Exercise
All material below is to be reproduced exactly.

Record list
** start **

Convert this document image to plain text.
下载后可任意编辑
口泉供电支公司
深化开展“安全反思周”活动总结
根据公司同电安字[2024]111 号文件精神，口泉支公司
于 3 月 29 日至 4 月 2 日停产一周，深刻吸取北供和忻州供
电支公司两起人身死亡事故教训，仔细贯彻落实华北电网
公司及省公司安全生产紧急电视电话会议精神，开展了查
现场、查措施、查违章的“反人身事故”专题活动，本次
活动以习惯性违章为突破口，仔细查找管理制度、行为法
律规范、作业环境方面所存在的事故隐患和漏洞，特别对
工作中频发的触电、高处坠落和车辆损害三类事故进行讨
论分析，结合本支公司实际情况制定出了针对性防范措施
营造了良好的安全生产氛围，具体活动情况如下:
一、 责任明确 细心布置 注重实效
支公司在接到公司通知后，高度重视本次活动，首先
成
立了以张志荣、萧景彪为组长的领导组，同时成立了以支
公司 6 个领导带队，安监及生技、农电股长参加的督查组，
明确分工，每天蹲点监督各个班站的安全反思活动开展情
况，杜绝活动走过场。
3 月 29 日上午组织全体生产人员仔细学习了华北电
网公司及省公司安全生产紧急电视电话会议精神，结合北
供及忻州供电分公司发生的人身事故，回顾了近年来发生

** end **

Result below
Convert this document image to plain text.
下载后可任意编辑
口泉供电支公司
深化开展“安全反思周”活动总结
根据公司同电安字[2024]111 号文件精神，口泉支公司
于 3 月 29 日至 4 月 2 日停产一周，深刻吸取北供和忻州供
电支公司两起人身死亡事故教训，仔细贯彻落实华北电网
公司及省公司安全生产紧急电视电话会议精神，开展了查
现场、查措施、查违章的“反人身事故”专题活动，本次
活动以习惯性违章为突破口，仔细查找管理制度、行为法
律规范、作业环境方面所存在的事故隐患和漏洞，特别对
工作中频发的触电、高处坠落和车辆损害三类事故进行讨
论分析，结合本支公司实际情况制定出了针对性防范措施
营造了良好的安全生产氛围，具体活动情况如下:
一、 责任明确 细心布置 注重实效
支公司在接到公司通知后，高度重视本次活动，首先
成
立了以张志荣、萧景彪为组长的领导组，同时成立了以支
公司 6 个领导带队，安监及生技、农电股长参加的督查组，
明确分工，每天蹲点监督各个班站的安全反思活动开展情
况，杜绝活动走过场。
3 月 29 日上午组织全体生产人员仔细学习了华北电
网公司及省公司安全生产紧急电视电话会议精神，结合北
供及忻州供电分公司发生的人身事故，回顾了近年来发生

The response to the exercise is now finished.